• Data records:
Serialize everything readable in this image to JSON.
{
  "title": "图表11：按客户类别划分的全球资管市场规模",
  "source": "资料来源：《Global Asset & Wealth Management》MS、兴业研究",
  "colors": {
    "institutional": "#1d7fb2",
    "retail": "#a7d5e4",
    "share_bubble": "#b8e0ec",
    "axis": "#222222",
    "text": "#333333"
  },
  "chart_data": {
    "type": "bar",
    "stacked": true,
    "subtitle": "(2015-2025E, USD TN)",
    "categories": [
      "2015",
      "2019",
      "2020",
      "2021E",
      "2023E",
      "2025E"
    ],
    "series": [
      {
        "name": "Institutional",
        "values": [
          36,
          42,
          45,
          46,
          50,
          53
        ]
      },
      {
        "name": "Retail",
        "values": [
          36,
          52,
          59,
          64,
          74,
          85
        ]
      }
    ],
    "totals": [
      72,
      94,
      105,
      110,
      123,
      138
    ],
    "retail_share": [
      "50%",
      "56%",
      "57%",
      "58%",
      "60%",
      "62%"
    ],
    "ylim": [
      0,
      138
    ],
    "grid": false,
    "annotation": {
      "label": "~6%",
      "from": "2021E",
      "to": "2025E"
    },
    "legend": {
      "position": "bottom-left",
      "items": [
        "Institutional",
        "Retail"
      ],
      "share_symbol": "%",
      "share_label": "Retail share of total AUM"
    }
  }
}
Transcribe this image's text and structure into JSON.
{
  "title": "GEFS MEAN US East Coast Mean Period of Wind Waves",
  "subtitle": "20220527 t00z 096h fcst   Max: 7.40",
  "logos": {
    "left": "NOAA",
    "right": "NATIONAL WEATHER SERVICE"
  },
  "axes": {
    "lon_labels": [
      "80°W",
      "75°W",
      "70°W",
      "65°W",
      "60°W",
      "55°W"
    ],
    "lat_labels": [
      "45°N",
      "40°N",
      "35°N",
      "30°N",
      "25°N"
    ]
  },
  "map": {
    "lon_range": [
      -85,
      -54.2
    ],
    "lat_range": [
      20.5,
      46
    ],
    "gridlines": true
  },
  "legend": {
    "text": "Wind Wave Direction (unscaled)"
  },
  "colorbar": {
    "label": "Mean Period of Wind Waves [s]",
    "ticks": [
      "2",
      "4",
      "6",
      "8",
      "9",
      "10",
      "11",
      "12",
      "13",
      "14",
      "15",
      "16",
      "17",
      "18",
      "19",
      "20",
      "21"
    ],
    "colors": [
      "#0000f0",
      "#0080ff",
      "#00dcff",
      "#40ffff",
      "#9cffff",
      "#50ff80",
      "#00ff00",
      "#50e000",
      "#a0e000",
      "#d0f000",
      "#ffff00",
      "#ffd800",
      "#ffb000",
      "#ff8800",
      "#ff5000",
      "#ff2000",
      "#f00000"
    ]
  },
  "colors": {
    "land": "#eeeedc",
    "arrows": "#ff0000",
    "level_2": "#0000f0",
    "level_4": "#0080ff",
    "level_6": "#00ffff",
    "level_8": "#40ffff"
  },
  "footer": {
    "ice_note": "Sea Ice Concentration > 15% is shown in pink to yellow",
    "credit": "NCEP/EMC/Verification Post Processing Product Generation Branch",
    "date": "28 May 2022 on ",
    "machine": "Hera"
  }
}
==
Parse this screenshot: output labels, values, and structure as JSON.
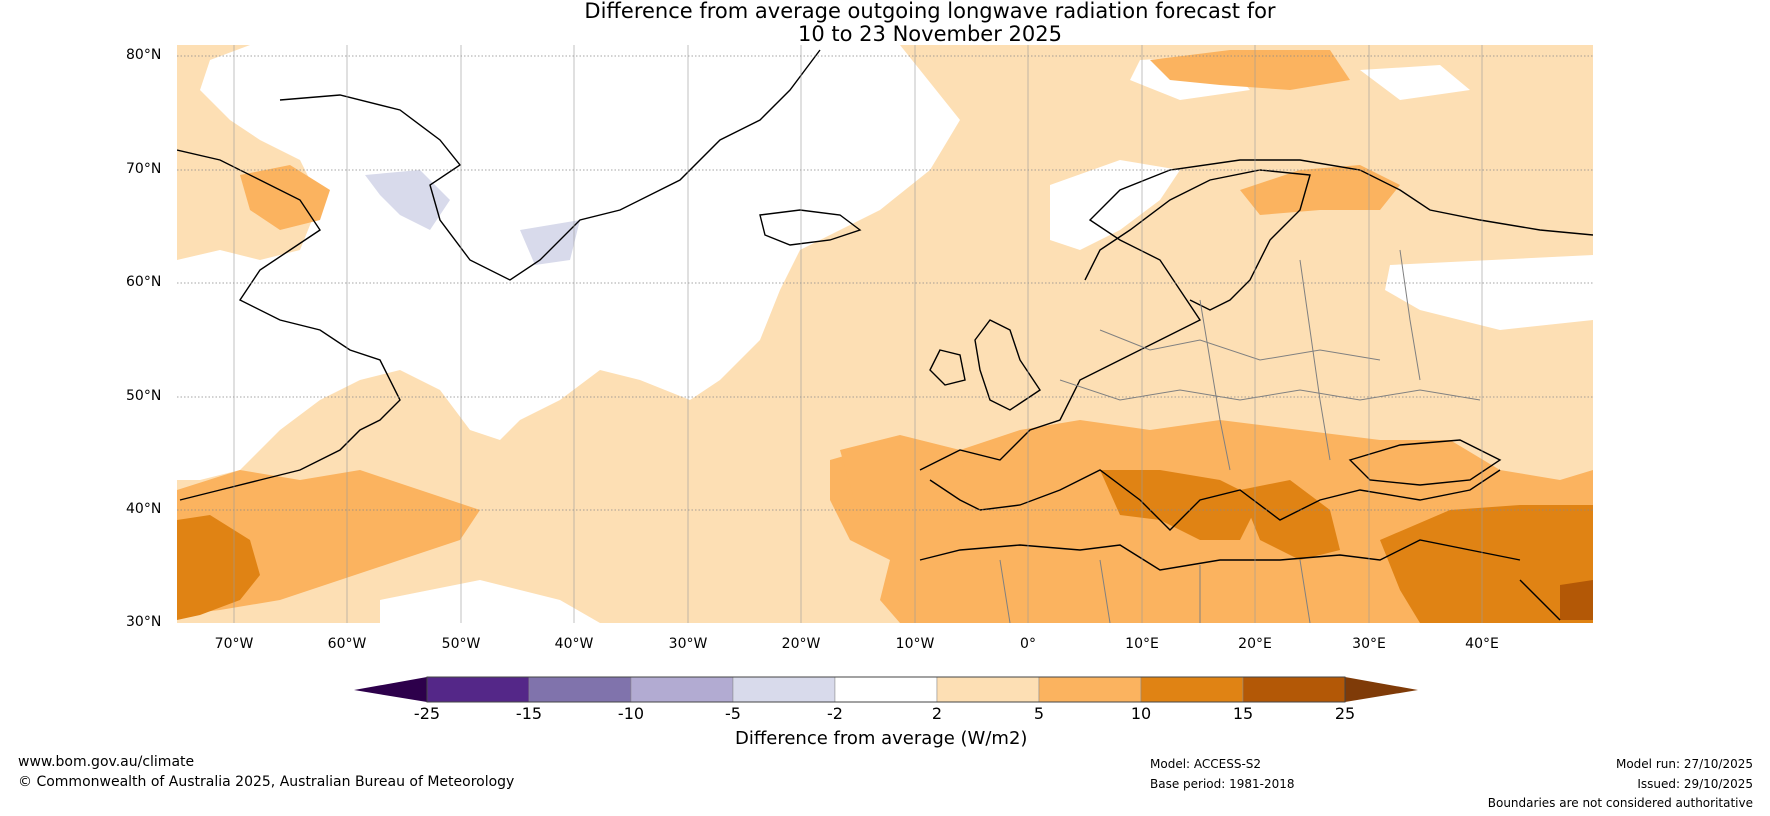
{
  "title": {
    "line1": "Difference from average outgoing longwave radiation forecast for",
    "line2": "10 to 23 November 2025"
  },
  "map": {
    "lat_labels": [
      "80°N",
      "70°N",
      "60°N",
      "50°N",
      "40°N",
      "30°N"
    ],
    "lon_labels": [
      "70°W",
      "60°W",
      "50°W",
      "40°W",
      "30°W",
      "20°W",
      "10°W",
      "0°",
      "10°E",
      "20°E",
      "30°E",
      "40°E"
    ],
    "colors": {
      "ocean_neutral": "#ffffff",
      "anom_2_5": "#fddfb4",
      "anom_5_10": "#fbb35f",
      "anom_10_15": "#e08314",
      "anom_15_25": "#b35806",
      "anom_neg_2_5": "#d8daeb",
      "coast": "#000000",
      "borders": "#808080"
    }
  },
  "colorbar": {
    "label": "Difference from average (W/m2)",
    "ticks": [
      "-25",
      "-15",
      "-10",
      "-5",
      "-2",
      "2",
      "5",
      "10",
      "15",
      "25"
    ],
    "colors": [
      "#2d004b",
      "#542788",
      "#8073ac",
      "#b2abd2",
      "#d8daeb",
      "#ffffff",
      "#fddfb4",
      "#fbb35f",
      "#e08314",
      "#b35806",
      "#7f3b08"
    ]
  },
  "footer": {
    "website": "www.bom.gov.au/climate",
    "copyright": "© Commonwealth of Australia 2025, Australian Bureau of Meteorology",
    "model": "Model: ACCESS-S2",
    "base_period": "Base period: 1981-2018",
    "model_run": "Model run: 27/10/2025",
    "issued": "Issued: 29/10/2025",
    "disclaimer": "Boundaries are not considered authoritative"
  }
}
---
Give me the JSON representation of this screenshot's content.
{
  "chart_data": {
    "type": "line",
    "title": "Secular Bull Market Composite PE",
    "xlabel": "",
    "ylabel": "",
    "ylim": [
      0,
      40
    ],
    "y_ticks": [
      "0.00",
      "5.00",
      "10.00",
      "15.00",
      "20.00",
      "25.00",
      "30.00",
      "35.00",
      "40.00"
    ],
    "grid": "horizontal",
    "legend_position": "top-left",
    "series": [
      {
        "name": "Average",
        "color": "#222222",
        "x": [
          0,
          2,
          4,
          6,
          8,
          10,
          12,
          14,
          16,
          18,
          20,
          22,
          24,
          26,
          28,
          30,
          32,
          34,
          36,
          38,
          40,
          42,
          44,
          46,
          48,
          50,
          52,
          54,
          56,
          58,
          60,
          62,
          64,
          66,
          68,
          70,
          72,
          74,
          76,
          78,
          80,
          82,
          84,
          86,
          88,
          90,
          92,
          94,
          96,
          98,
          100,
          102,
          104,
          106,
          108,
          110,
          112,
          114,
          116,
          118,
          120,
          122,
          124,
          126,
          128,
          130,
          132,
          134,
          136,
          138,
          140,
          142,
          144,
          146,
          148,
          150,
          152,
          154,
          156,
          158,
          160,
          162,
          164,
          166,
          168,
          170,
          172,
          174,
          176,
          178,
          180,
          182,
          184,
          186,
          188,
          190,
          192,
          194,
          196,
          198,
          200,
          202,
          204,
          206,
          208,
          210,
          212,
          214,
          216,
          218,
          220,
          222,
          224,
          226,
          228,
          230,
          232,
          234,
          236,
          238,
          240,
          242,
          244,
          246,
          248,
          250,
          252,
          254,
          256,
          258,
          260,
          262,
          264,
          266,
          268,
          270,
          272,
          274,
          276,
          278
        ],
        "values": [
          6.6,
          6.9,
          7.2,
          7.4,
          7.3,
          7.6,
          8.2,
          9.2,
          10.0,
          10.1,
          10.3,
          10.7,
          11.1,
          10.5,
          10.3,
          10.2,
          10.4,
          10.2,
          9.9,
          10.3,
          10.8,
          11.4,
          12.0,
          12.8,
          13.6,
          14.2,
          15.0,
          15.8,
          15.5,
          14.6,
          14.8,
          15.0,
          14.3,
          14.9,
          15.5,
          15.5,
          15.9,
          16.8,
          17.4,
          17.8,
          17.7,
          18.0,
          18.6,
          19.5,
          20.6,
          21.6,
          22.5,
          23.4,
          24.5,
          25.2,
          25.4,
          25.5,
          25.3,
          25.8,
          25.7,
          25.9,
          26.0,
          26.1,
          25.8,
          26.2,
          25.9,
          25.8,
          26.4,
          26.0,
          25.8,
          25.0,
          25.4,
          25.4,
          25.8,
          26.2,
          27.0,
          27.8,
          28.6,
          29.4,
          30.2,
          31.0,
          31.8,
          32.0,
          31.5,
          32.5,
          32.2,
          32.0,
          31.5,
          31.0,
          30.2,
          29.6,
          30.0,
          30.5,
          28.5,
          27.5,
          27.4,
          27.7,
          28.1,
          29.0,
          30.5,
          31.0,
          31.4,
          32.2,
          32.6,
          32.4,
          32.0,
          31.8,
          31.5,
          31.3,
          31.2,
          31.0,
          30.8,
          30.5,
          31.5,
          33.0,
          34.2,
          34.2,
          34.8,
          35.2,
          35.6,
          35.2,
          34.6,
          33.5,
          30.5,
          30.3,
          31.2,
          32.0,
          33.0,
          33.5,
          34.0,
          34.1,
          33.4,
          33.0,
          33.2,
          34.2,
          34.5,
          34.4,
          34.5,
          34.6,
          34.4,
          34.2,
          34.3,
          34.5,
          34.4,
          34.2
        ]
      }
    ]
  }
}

• REQUIREMENTS:
In the entries above, identify every line with the word "Mean". Copy those lines.

• EXERCISE OUTPUT:
  "title": "GEFS MEAN US East Coast Mean Period of Wind Waves",
    "label": "Mean Period of Wind Waves [s]",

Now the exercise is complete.